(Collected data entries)
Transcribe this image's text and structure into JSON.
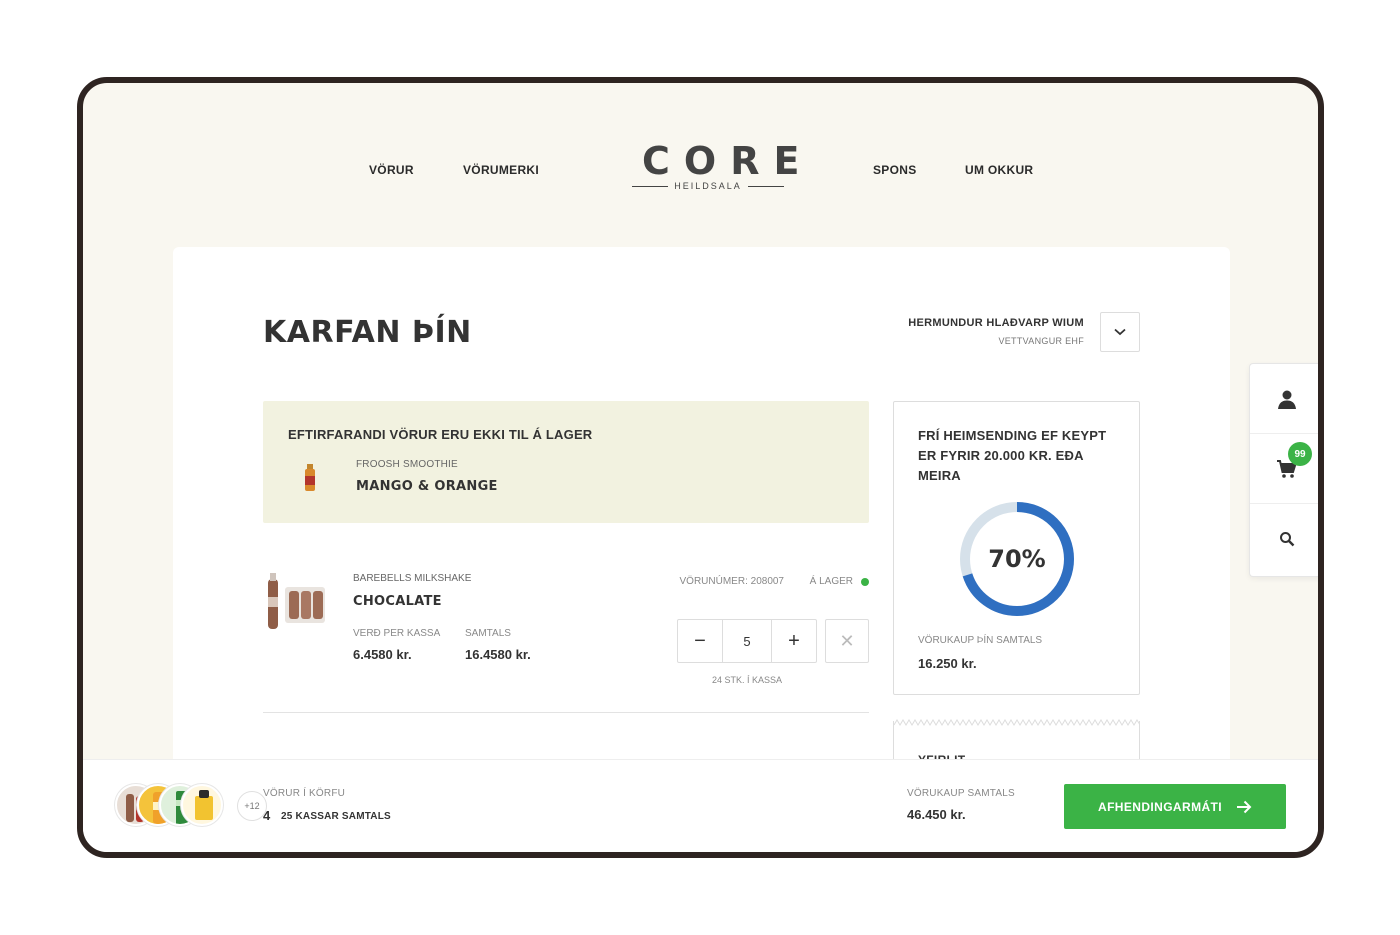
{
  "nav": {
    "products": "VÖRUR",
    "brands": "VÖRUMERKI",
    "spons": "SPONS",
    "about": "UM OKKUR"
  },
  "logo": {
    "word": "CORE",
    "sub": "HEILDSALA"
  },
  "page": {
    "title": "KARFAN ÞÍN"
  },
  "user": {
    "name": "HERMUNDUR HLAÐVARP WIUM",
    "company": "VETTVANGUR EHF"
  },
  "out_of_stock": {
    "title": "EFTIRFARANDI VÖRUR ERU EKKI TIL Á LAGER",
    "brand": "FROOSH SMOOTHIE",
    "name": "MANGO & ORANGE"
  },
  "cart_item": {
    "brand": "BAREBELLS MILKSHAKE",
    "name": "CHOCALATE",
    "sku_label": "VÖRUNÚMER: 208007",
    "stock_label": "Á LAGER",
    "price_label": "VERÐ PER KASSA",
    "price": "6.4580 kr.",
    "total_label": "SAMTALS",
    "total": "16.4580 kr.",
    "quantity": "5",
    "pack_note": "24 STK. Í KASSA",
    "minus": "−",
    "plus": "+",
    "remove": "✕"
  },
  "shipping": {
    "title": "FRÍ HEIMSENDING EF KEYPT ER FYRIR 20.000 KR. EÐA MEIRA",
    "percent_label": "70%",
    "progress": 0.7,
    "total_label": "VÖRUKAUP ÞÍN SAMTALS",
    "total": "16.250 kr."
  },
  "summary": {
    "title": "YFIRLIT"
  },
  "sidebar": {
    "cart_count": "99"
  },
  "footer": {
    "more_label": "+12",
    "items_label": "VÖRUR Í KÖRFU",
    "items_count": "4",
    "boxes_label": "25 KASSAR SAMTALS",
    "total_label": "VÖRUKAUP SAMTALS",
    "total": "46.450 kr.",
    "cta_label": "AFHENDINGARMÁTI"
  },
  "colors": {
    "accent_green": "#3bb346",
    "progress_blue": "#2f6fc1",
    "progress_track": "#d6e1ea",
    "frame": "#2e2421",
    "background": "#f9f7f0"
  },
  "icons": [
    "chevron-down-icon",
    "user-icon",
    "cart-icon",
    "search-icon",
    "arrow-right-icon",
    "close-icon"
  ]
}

| Written problem |
Copy all the entries word for word. Omit any pictures.

| Result |
Transcribe this image's text and structure into JSON.
{
  "nav": {
    "products": "VÖRUR",
    "brands": "VÖRUMERKI",
    "spons": "SPONS",
    "about": "UM OKKUR"
  },
  "logo": {
    "word": "CORE",
    "sub": "HEILDSALA"
  },
  "page": {
    "title": "KARFAN ÞÍN"
  },
  "user": {
    "name": "HERMUNDUR HLAÐVARP WIUM",
    "company": "VETTVANGUR EHF"
  },
  "out_of_stock": {
    "title": "EFTIRFARANDI VÖRUR ERU EKKI TIL Á LAGER",
    "brand": "FROOSH SMOOTHIE",
    "name": "MANGO & ORANGE"
  },
  "cart_item": {
    "brand": "BAREBELLS MILKSHAKE",
    "name": "CHOCALATE",
    "sku_label": "VÖRUNÚMER: 208007",
    "stock_label": "Á LAGER",
    "price_label": "VERÐ PER KASSA",
    "price": "6.4580 kr.",
    "total_label": "SAMTALS",
    "total": "16.4580 kr.",
    "quantity": "5",
    "pack_note": "24 STK. Í KASSA",
    "minus": "−",
    "plus": "+",
    "remove": "✕"
  },
  "shipping": {
    "title": "FRÍ HEIMSENDING EF KEYPT ER FYRIR 20.000 KR. EÐA MEIRA",
    "percent_label": "70%",
    "progress": 0.7,
    "total_label": "VÖRUKAUP ÞÍN SAMTALS",
    "total": "16.250 kr."
  },
  "summary": {
    "title": "YFIRLIT"
  },
  "sidebar": {
    "cart_count": "99"
  },
  "footer": {
    "more_label": "+12",
    "items_label": "VÖRUR Í KÖRFU",
    "items_count": "4",
    "boxes_label": "25 KASSAR SAMTALS",
    "total_label": "VÖRUKAUP SAMTALS",
    "total": "46.450 kr.",
    "cta_label": "AFHENDINGARMÁTI"
  },
  "colors": {
    "accent_green": "#3bb346",
    "progress_blue": "#2f6fc1",
    "progress_track": "#d6e1ea",
    "frame": "#2e2421",
    "background": "#f9f7f0"
  },
  "icons": [
    "chevron-down-icon",
    "user-icon",
    "cart-icon",
    "search-icon",
    "arrow-right-icon",
    "close-icon"
  ]
}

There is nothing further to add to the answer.